◆ INSTRUCTIONS FOR THE TASK: Return the records word for word. Any pictures in them are not part of the copy.
────────────────────────────────────────
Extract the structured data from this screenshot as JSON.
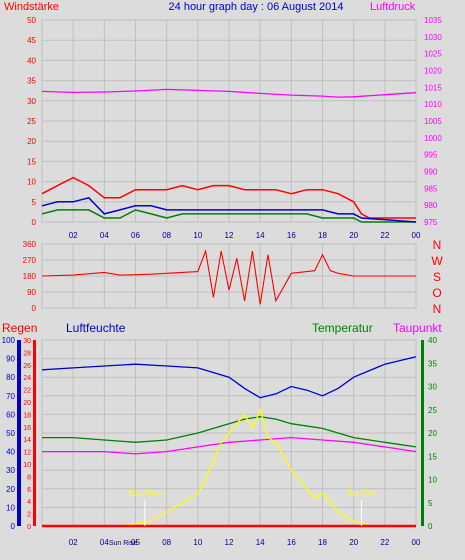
{
  "chart_data": [
    {
      "type": "line",
      "title": "24 hour graph day : 06 August 2014",
      "ylabel_left": "Windstärke",
      "ylabel_right": "Luftdruck",
      "ylim_left": [
        0,
        50
      ],
      "yticks_left": [
        "0",
        "5",
        "10",
        "15",
        "20",
        "25",
        "30",
        "35",
        "40",
        "45",
        "50"
      ],
      "ylim_right": [
        975,
        1035
      ],
      "yticks_right": [
        "975",
        "980",
        "985",
        "990",
        "995",
        "1000",
        "1005",
        "1010",
        "1015",
        "1020",
        "1025",
        "1030",
        "1035"
      ],
      "x_ticks": [
        "02",
        "04",
        "06",
        "08",
        "10",
        "12",
        "14",
        "16",
        "18",
        "20",
        "22",
        "00"
      ],
      "grid": true,
      "series": [
        {
          "color": "#ff0000",
          "values_x": [
            0,
            1,
            2,
            3,
            4,
            5,
            6,
            7,
            8,
            9,
            10,
            11,
            12,
            13,
            14,
            15,
            16,
            17,
            18,
            19,
            20,
            20.5,
            21,
            22,
            23,
            24
          ],
          "values_y": [
            7,
            9,
            11,
            9,
            6,
            6,
            8,
            8,
            8,
            9,
            8,
            9,
            9,
            8,
            8,
            8,
            7,
            8,
            8,
            7,
            5,
            2,
            1,
            1,
            1,
            1
          ]
        },
        {
          "color": "#008000",
          "values_x": [
            0,
            1,
            2,
            3,
            4,
            5,
            6,
            7,
            8,
            9,
            10,
            11,
            12,
            13,
            14,
            15,
            16,
            17,
            18,
            19,
            20,
            20.5,
            24
          ],
          "values_y": [
            2,
            3,
            3,
            3,
            1,
            1,
            3,
            2,
            1,
            2,
            2,
            2,
            2,
            2,
            2,
            2,
            2,
            2,
            1,
            1,
            1,
            0,
            0
          ]
        },
        {
          "color": "#0000cc",
          "values_x": [
            0,
            1,
            2,
            3,
            4,
            5,
            6,
            7,
            8,
            9,
            10,
            11,
            12,
            13,
            14,
            15,
            16,
            17,
            18,
            19,
            20,
            20.5,
            24
          ],
          "values_y": [
            4,
            5,
            5,
            6,
            2,
            3,
            4,
            4,
            3,
            3,
            3,
            3,
            3,
            3,
            3,
            3,
            3,
            3,
            3,
            2,
            2,
            1,
            0
          ]
        },
        {
          "color": "#ff00ff",
          "axis": "right",
          "values_x": [
            0,
            2,
            4,
            6,
            8,
            10,
            12,
            14,
            16,
            18,
            19,
            20,
            22,
            24
          ],
          "values_y": [
            1013.8,
            1013.5,
            1013.6,
            1013.9,
            1014.4,
            1014.1,
            1013.8,
            1013.2,
            1012.7,
            1012.4,
            1012.1,
            1012.2,
            1012.8,
            1013.4
          ]
        }
      ]
    },
    {
      "type": "line",
      "ylim": [
        0,
        360
      ],
      "yticks": [
        "0",
        "90",
        "180",
        "270",
        "360"
      ],
      "compass": [
        "N",
        "W",
        "S",
        "O",
        "N"
      ],
      "x_ticks": [
        "02",
        "04",
        "06",
        "08",
        "10",
        "12",
        "14",
        "16",
        "18",
        "20",
        "22",
        "00"
      ],
      "grid": true,
      "series": [
        {
          "color": "#ff0000",
          "values_x": [
            0,
            2,
            4,
            5,
            7,
            8,
            9,
            10,
            10.5,
            11,
            11.5,
            12,
            12.5,
            13,
            13.5,
            14,
            14.5,
            15,
            16,
            16.5,
            17,
            17.5,
            18,
            18.5,
            19,
            20,
            24
          ],
          "values_y": [
            180,
            185,
            200,
            185,
            190,
            195,
            200,
            205,
            320,
            60,
            320,
            100,
            280,
            40,
            320,
            20,
            300,
            40,
            195,
            200,
            205,
            210,
            300,
            210,
            195,
            180,
            180
          ]
        }
      ]
    },
    {
      "type": "line",
      "labels": {
        "rain": "Regen",
        "humidity": "Luftfeuchte",
        "temperature": "Temperatur",
        "dewpoint": "Taupunkt"
      },
      "ylim_humidity": [
        0,
        100
      ],
      "yticks_humidity": [
        "0",
        "10",
        "20",
        "30",
        "40",
        "50",
        "60",
        "70",
        "80",
        "90",
        "100"
      ],
      "ylim_rain": [
        0,
        30
      ],
      "yticks_rain": [
        "0",
        "2",
        "4",
        "6",
        "8",
        "10",
        "12",
        "14",
        "16",
        "18",
        "20",
        "22",
        "24",
        "26",
        "28",
        "30"
      ],
      "ylim_temperature": [
        0,
        40
      ],
      "yticks_temperature": [
        "0",
        "5",
        "10",
        "15",
        "20",
        "25",
        "30",
        "35",
        "40"
      ],
      "x_ticks": [
        "02",
        "04",
        "05 Sun Rise",
        "08",
        "10",
        "12",
        "14",
        "16",
        "18",
        "20",
        "22",
        "00"
      ],
      "annotations": [
        "Sun Rise",
        "Sun Set",
        "Sun Rise"
      ],
      "grid": true,
      "series": [
        {
          "color": "#0000cc",
          "axis": "humidity",
          "values_x": [
            0,
            2,
            4,
            6,
            8,
            10,
            12,
            13,
            14,
            15,
            16,
            17,
            18,
            19,
            20,
            22,
            24
          ],
          "values_y": [
            84,
            85,
            86,
            87,
            86,
            85,
            80,
            74,
            69,
            71,
            75,
            73,
            70,
            74,
            80,
            87,
            91
          ]
        },
        {
          "color": "#008000",
          "axis": "temperature",
          "values_x": [
            0,
            2,
            4,
            6,
            8,
            10,
            12,
            13,
            14,
            15,
            16,
            18,
            20,
            22,
            24
          ],
          "values_y": [
            19,
            19,
            18.5,
            18,
            18.5,
            20,
            22,
            23,
            23.5,
            23,
            22,
            21,
            19,
            18,
            17
          ]
        },
        {
          "color": "#ff00ff",
          "axis": "temperature",
          "values_x": [
            0,
            2,
            4,
            6,
            8,
            10,
            12,
            14,
            16,
            18,
            20,
            22,
            24
          ],
          "values_y": [
            16,
            16,
            16,
            15.5,
            16,
            17,
            18,
            18.5,
            19,
            18.5,
            18,
            17,
            16
          ]
        },
        {
          "color": "#ffff00",
          "axis": "temperature",
          "values_x": [
            0,
            5,
            6,
            7,
            8,
            9,
            10,
            10.5,
            11,
            11.5,
            12,
            12.5,
            13,
            13.5,
            14,
            14.5,
            15,
            15.5,
            16,
            16.5,
            17,
            17.5,
            18,
            18.5,
            19,
            20,
            21,
            24
          ],
          "values_y": [
            0,
            0,
            0.5,
            1,
            3,
            5,
            7,
            10,
            14,
            18,
            20,
            22,
            24,
            21,
            25,
            19,
            18,
            15,
            12,
            10,
            8,
            6,
            7,
            5,
            3,
            1,
            0,
            0
          ]
        },
        {
          "color": "#ff0000",
          "axis": "rain",
          "values_x": [
            0,
            24
          ],
          "values_y": [
            0,
            0
          ]
        }
      ]
    }
  ]
}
────────────────────────────────────────
◆ TASK ANSWER:
Extract the structured data from this screenshot as JSON.
{
  "chart_data": [
    {
      "type": "line",
      "title": "24 hour graph day : 06 August 2014",
      "ylabel_left": "Windstärke",
      "ylabel_right": "Luftdruck",
      "ylim_left": [
        0,
        50
      ],
      "yticks_left": [
        "0",
        "5",
        "10",
        "15",
        "20",
        "25",
        "30",
        "35",
        "40",
        "45",
        "50"
      ],
      "ylim_right": [
        975,
        1035
      ],
      "yticks_right": [
        "975",
        "980",
        "985",
        "990",
        "995",
        "1000",
        "1005",
        "1010",
        "1015",
        "1020",
        "1025",
        "1030",
        "1035"
      ],
      "x_ticks": [
        "02",
        "04",
        "06",
        "08",
        "10",
        "12",
        "14",
        "16",
        "18",
        "20",
        "22",
        "00"
      ],
      "grid": true,
      "series": [
        {
          "color": "#ff0000",
          "values_x": [
            0,
            1,
            2,
            3,
            4,
            5,
            6,
            7,
            8,
            9,
            10,
            11,
            12,
            13,
            14,
            15,
            16,
            17,
            18,
            19,
            20,
            20.5,
            21,
            22,
            23,
            24
          ],
          "values_y": [
            7,
            9,
            11,
            9,
            6,
            6,
            8,
            8,
            8,
            9,
            8,
            9,
            9,
            8,
            8,
            8,
            7,
            8,
            8,
            7,
            5,
            2,
            1,
            1,
            1,
            1
          ]
        },
        {
          "color": "#008000",
          "values_x": [
            0,
            1,
            2,
            3,
            4,
            5,
            6,
            7,
            8,
            9,
            10,
            11,
            12,
            13,
            14,
            15,
            16,
            17,
            18,
            19,
            20,
            20.5,
            24
          ],
          "values_y": [
            2,
            3,
            3,
            3,
            1,
            1,
            3,
            2,
            1,
            2,
            2,
            2,
            2,
            2,
            2,
            2,
            2,
            2,
            1,
            1,
            1,
            0,
            0
          ]
        },
        {
          "color": "#0000cc",
          "values_x": [
            0,
            1,
            2,
            3,
            4,
            5,
            6,
            7,
            8,
            9,
            10,
            11,
            12,
            13,
            14,
            15,
            16,
            17,
            18,
            19,
            20,
            20.5,
            24
          ],
          "values_y": [
            4,
            5,
            5,
            6,
            2,
            3,
            4,
            4,
            3,
            3,
            3,
            3,
            3,
            3,
            3,
            3,
            3,
            3,
            3,
            2,
            2,
            1,
            0
          ]
        },
        {
          "color": "#ff00ff",
          "axis": "right",
          "values_x": [
            0,
            2,
            4,
            6,
            8,
            10,
            12,
            14,
            16,
            18,
            19,
            20,
            22,
            24
          ],
          "values_y": [
            1013.8,
            1013.5,
            1013.6,
            1013.9,
            1014.4,
            1014.1,
            1013.8,
            1013.2,
            1012.7,
            1012.4,
            1012.1,
            1012.2,
            1012.8,
            1013.4
          ]
        }
      ]
    },
    {
      "type": "line",
      "ylim": [
        0,
        360
      ],
      "yticks": [
        "0",
        "90",
        "180",
        "270",
        "360"
      ],
      "compass": [
        "N",
        "W",
        "S",
        "O",
        "N"
      ],
      "x_ticks": [
        "02",
        "04",
        "06",
        "08",
        "10",
        "12",
        "14",
        "16",
        "18",
        "20",
        "22",
        "00"
      ],
      "grid": true,
      "series": [
        {
          "color": "#ff0000",
          "values_x": [
            0,
            2,
            4,
            5,
            7,
            8,
            9,
            10,
            10.5,
            11,
            11.5,
            12,
            12.5,
            13,
            13.5,
            14,
            14.5,
            15,
            16,
            16.5,
            17,
            17.5,
            18,
            18.5,
            19,
            20,
            24
          ],
          "values_y": [
            180,
            185,
            200,
            185,
            190,
            195,
            200,
            205,
            320,
            60,
            320,
            100,
            280,
            40,
            320,
            20,
            300,
            40,
            195,
            200,
            205,
            210,
            300,
            210,
            195,
            180,
            180
          ]
        }
      ]
    },
    {
      "type": "line",
      "labels": {
        "rain": "Regen",
        "humidity": "Luftfeuchte",
        "temperature": "Temperatur",
        "dewpoint": "Taupunkt"
      },
      "ylim_humidity": [
        0,
        100
      ],
      "yticks_humidity": [
        "0",
        "10",
        "20",
        "30",
        "40",
        "50",
        "60",
        "70",
        "80",
        "90",
        "100"
      ],
      "ylim_rain": [
        0,
        30
      ],
      "yticks_rain": [
        "0",
        "2",
        "4",
        "6",
        "8",
        "10",
        "12",
        "14",
        "16",
        "18",
        "20",
        "22",
        "24",
        "26",
        "28",
        "30"
      ],
      "ylim_temperature": [
        0,
        40
      ],
      "yticks_temperature": [
        "0",
        "5",
        "10",
        "15",
        "20",
        "25",
        "30",
        "35",
        "40"
      ],
      "x_ticks": [
        "02",
        "04",
        "05 Sun Rise",
        "08",
        "10",
        "12",
        "14",
        "16",
        "18",
        "20",
        "22",
        "00"
      ],
      "annotations": [
        "Sun Rise",
        "Sun Set",
        "Sun Rise"
      ],
      "grid": true,
      "series": [
        {
          "color": "#0000cc",
          "axis": "humidity",
          "values_x": [
            0,
            2,
            4,
            6,
            8,
            10,
            12,
            13,
            14,
            15,
            16,
            17,
            18,
            19,
            20,
            22,
            24
          ],
          "values_y": [
            84,
            85,
            86,
            87,
            86,
            85,
            80,
            74,
            69,
            71,
            75,
            73,
            70,
            74,
            80,
            87,
            91
          ]
        },
        {
          "color": "#008000",
          "axis": "temperature",
          "values_x": [
            0,
            2,
            4,
            6,
            8,
            10,
            12,
            13,
            14,
            15,
            16,
            18,
            20,
            22,
            24
          ],
          "values_y": [
            19,
            19,
            18.5,
            18,
            18.5,
            20,
            22,
            23,
            23.5,
            23,
            22,
            21,
            19,
            18,
            17
          ]
        },
        {
          "color": "#ff00ff",
          "axis": "temperature",
          "values_x": [
            0,
            2,
            4,
            6,
            8,
            10,
            12,
            14,
            16,
            18,
            20,
            22,
            24
          ],
          "values_y": [
            16,
            16,
            16,
            15.5,
            16,
            17,
            18,
            18.5,
            19,
            18.5,
            18,
            17,
            16
          ]
        },
        {
          "color": "#ffff00",
          "axis": "temperature",
          "values_x": [
            0,
            5,
            6,
            7,
            8,
            9,
            10,
            10.5,
            11,
            11.5,
            12,
            12.5,
            13,
            13.5,
            14,
            14.5,
            15,
            15.5,
            16,
            16.5,
            17,
            17.5,
            18,
            18.5,
            19,
            20,
            21,
            24
          ],
          "values_y": [
            0,
            0,
            0.5,
            1,
            3,
            5,
            7,
            10,
            14,
            18,
            20,
            22,
            24,
            21,
            25,
            19,
            18,
            15,
            12,
            10,
            8,
            6,
            7,
            5,
            3,
            1,
            0,
            0
          ]
        },
        {
          "color": "#ff0000",
          "axis": "rain",
          "values_x": [
            0,
            24
          ],
          "values_y": [
            0,
            0
          ]
        }
      ]
    }
  ]
}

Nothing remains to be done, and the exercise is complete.